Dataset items

§ §

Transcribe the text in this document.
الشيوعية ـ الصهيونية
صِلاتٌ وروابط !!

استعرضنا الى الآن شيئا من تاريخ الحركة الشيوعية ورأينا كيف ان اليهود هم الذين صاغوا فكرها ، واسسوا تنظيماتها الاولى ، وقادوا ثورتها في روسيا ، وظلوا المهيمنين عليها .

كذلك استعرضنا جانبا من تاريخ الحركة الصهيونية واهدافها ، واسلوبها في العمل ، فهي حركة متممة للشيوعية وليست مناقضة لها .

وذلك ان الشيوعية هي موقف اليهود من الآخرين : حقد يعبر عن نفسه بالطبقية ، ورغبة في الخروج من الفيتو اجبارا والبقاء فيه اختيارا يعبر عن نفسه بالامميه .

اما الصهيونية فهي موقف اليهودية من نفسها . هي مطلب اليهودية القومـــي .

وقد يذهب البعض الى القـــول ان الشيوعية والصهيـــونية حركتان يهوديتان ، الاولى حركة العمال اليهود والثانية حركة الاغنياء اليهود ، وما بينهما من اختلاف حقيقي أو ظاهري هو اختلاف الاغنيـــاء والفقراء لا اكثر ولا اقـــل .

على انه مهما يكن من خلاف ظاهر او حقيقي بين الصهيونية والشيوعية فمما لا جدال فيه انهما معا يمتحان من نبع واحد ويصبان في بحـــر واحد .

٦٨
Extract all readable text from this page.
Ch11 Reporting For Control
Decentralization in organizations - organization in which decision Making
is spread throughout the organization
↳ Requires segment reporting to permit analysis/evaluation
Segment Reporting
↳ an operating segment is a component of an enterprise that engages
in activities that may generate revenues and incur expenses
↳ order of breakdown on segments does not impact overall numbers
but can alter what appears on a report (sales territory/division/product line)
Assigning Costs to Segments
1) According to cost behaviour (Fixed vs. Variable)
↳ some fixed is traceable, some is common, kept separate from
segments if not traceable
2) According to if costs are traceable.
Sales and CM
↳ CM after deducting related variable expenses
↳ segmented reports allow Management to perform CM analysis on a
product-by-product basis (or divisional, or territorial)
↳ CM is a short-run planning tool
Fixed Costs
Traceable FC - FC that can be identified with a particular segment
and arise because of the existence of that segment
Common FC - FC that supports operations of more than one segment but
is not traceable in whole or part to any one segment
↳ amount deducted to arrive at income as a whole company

§ §

Set task
Go through the entries above and copy every line containing "whole".

The answer
is not traceable in whole or part to any one segment
↳ amount deducted to arrive at income as a whole company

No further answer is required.